LISTED ENTRIES:
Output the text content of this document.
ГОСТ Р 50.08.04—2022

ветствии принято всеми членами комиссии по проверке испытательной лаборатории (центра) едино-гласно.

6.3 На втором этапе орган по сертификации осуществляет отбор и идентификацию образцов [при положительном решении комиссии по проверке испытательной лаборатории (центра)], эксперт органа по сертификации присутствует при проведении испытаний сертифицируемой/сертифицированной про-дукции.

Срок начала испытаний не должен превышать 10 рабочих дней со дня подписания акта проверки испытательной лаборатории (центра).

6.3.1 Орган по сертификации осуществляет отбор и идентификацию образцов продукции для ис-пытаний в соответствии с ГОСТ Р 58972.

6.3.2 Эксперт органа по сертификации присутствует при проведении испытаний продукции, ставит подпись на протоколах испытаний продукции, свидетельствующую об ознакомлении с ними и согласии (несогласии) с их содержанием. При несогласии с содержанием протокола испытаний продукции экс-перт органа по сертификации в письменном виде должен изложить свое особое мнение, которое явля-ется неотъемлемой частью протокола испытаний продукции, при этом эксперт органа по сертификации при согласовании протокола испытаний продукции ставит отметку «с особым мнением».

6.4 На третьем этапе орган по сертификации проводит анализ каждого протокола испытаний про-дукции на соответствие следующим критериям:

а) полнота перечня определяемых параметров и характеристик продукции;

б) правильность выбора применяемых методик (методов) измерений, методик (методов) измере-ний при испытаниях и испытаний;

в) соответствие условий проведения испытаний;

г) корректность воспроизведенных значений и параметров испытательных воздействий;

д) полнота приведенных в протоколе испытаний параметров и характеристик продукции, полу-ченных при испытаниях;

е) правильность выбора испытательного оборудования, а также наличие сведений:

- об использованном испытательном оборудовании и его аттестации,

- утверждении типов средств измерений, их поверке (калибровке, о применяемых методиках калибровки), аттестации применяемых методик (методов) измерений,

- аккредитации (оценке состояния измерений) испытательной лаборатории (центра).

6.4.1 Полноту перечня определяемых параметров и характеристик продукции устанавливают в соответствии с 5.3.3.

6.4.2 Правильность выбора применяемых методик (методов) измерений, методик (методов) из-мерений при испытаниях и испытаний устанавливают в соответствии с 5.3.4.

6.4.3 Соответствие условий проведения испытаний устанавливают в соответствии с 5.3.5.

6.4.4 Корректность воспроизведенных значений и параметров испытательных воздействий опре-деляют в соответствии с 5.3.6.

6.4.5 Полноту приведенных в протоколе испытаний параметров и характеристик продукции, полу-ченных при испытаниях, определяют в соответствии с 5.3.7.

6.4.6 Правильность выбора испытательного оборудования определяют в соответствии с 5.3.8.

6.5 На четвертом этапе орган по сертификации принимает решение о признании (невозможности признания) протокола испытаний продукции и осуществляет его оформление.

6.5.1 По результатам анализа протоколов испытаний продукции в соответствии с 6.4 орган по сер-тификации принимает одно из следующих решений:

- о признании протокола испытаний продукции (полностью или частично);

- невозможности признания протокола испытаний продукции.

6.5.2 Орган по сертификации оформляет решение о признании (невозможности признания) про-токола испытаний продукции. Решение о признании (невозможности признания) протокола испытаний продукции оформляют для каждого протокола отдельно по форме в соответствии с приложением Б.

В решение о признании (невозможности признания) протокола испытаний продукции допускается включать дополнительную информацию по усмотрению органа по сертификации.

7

GOAL OF THE EXERCISE:
Return a copy of every line that includes the word "ченных".

SOLUTION FOR THIS EXERCISE:
д) полнота приведенных в протоколе испытаний параметров и характеристик продукции, полу-ченных при испытаниях;
6.4.5 Полноту приведенных в протоколе испытаний параметров и характеристик продукции, полу-ченных при испытаниях, определяют в соответствии с 5.3.7.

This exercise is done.